→ Goal
Please repeat all of the listing exactly.

[Structured figure records]

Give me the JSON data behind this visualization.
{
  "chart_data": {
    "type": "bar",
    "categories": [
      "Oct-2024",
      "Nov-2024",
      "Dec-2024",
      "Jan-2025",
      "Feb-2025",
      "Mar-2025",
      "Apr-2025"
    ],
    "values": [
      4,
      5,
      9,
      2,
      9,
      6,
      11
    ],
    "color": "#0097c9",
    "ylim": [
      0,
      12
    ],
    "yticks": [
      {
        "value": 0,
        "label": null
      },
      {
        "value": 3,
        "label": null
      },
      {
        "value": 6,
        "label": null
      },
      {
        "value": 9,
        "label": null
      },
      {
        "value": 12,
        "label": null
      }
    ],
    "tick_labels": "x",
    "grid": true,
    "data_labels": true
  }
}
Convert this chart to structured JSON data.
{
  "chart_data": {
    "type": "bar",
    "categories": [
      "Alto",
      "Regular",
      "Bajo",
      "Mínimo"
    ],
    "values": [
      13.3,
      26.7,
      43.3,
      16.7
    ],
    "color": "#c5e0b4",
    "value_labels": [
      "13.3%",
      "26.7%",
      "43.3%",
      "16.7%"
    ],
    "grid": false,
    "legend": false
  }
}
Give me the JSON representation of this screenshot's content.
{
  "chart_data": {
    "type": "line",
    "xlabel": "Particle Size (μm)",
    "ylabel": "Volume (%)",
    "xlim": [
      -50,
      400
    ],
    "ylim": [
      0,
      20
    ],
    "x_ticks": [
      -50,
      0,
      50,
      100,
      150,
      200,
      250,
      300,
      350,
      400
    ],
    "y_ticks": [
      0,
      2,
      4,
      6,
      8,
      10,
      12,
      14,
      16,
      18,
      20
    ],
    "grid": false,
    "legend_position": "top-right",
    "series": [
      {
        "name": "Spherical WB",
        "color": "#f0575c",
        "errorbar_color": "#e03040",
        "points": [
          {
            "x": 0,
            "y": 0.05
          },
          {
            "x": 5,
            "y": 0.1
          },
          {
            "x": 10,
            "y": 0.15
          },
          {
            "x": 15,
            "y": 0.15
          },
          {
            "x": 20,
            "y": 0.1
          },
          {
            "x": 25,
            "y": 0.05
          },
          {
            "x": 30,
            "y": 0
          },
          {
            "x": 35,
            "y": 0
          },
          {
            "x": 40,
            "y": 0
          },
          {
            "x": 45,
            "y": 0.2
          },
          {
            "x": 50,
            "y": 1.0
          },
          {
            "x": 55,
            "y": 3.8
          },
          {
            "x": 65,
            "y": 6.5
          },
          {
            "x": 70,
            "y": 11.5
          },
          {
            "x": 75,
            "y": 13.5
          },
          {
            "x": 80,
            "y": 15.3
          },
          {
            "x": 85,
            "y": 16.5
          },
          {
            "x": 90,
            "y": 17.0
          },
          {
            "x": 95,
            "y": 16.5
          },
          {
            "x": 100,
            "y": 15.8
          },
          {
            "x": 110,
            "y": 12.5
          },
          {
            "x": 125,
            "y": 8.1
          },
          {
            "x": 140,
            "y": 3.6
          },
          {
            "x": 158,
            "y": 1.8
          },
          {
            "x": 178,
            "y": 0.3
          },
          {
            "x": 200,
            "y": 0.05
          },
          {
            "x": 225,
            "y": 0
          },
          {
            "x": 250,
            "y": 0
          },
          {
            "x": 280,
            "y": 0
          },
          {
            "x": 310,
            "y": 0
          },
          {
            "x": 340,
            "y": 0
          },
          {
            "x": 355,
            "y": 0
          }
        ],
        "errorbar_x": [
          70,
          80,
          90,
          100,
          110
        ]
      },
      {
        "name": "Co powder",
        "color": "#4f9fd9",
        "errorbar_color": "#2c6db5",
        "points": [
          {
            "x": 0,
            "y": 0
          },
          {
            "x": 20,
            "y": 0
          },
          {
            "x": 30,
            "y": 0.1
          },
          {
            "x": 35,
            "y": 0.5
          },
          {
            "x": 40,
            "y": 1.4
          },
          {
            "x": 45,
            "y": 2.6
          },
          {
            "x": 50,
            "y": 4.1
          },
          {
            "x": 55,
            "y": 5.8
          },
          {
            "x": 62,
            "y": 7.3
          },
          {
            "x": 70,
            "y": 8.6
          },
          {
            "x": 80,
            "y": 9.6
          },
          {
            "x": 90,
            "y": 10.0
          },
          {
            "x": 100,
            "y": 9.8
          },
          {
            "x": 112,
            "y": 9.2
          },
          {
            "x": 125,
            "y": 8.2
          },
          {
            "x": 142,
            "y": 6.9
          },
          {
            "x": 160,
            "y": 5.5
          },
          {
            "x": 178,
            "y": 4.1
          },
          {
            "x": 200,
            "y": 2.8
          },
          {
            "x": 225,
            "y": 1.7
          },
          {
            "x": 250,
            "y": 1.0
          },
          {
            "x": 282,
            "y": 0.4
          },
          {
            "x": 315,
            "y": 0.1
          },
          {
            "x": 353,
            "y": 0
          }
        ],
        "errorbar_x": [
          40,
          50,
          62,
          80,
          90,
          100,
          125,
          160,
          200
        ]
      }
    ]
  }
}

→ Answer for this exercise
Give me the JSON data behind this visualization.
{
  "chart_data": {
    "type": "bar",
    "categories": [
      "Oct-2024",
      "Nov-2024",
      "Dec-2024",
      "Jan-2025",
      "Feb-2025",
      "Mar-2025",
      "Apr-2025"
    ],
    "values": [
      4,
      5,
      9,
      2,
      9,
      6,
      11
    ],
    "color": "#0097c9",
    "ylim": [
      0,
      12
    ],
    "yticks": [
      {
        "value": 0,
        "label": null
      },
      {
        "value": 3,
        "label": null
      },
      {
        "value": 6,
        "label": null
      },
      {
        "value": 9,
        "label": null
      },
      {
        "value": 12,
        "label": null
      }
    ],
    "tick_labels": "x",
    "grid": true,
    "data_labels": true
  }
}
Convert this chart to structured JSON data.
{
  "chart_data": {
    "type": "bar",
    "categories": [
      "Alto",
      "Regular",
      "Bajo",
      "Mínimo"
    ],
    "values": [
      13.3,
      26.7,
      43.3,
      16.7
    ],
    "color": "#c5e0b4",
    "value_labels": [
      "13.3%",
      "26.7%",
      "43.3%",
      "16.7%"
    ],
    "grid": false,
    "legend": false
  }
}
Give me the JSON representation of this screenshot's content.
{
  "chart_data": {
    "type": "line",
    "xlabel": "Particle Size (μm)",
    "ylabel": "Volume (%)",
    "xlim": [
      -50,
      400
    ],
    "ylim": [
      0,
      20
    ],
    "x_ticks": [
      -50,
      0,
      50,
      100,
      150,
      200,
      250,
      300,
      350,
      400
    ],
    "y_ticks": [
      0,
      2,
      4,
      6,
      8,
      10,
      12,
      14,
      16,
      18,
      20
    ],
    "grid": false,
    "legend_position": "top-right",
    "series": [
      {
        "name": "Spherical WB",
        "color": "#f0575c",
        "errorbar_color": "#e03040",
        "points": [
          {
            "x": 0,
            "y": 0.05
          },
          {
            "x": 5,
            "y": 0.1
          },
          {
            "x": 10,
            "y": 0.15
          },
          {
            "x": 15,
            "y": 0.15
          },
          {
            "x": 20,
            "y": 0.1
          },
          {
            "x": 25,
            "y": 0.05
          },
          {
            "x": 30,
            "y": 0
          },
          {
            "x": 35,
            "y": 0
          },
          {
            "x": 40,
            "y": 0
          },
          {
            "x": 45,
            "y": 0.2
          },
          {
            "x": 50,
            "y": 1.0
          },
          {
            "x": 55,
            "y": 3.8
          },
          {
            "x": 65,
            "y": 6.5
          },
          {
            "x": 70,
            "y": 11.5
          },
          {
            "x": 75,
            "y": 13.5
          },
          {
            "x": 80,
            "y": 15.3
          },
          {
            "x": 85,
            "y": 16.5
          },
          {
            "x": 90,
            "y": 17.0
          },
          {
            "x": 95,
            "y": 16.5
          },
          {
            "x": 100,
            "y": 15.8
          },
          {
            "x": 110,
            "y": 12.5
          },
          {
            "x": 125,
            "y": 8.1
          },
          {
            "x": 140,
            "y": 3.6
          },
          {
            "x": 158,
            "y": 1.8
          },
          {
            "x": 178,
            "y": 0.3
          },
          {
            "x": 200,
            "y": 0.05
          },
          {
            "x": 225,
            "y": 0
          },
          {
            "x": 250,
            "y": 0
          },
          {
            "x": 280,
            "y": 0
          },
          {
            "x": 310,
            "y": 0
          },
          {
            "x": 340,
            "y": 0
          },
          {
            "x": 355,
            "y": 0
          }
        ],
        "errorbar_x": [
          70,
          80,
          90,
          100,
          110
        ]
      },
      {
        "name": "Co powder",
        "color": "#4f9fd9",
        "errorbar_color": "#2c6db5",
        "points": [
          {
            "x": 0,
            "y": 0
          },
          {
            "x": 20,
            "y": 0
          },
          {
            "x": 30,
            "y": 0.1
          },
          {
            "x": 35,
            "y": 0.5
          },
          {
            "x": 40,
            "y": 1.4
          },
          {
            "x": 45,
            "y": 2.6
          },
          {
            "x": 50,
            "y": 4.1
          },
          {
            "x": 55,
            "y": 5.8
          },
          {
            "x": 62,
            "y": 7.3
          },
          {
            "x": 70,
            "y": 8.6
          },
          {
            "x": 80,
            "y": 9.6
          },
          {
            "x": 90,
            "y": 10.0
          },
          {
            "x": 100,
            "y": 9.8
          },
          {
            "x": 112,
            "y": 9.2
          },
          {
            "x": 125,
            "y": 8.2
          },
          {
            "x": 142,
            "y": 6.9
          },
          {
            "x": 160,
            "y": 5.5
          },
          {
            "x": 178,
            "y": 4.1
          },
          {
            "x": 200,
            "y": 2.8
          },
          {
            "x": 225,
            "y": 1.7
          },
          {
            "x": 250,
            "y": 1.0
          },
          {
            "x": 282,
            "y": 0.4
          },
          {
            "x": 315,
            "y": 0.1
          },
          {
            "x": 353,
            "y": 0
          }
        ],
        "errorbar_x": [
          40,
          50,
          62,
          80,
          90,
          100,
          125,
          160,
          200
        ]
      }
    ]
  }
}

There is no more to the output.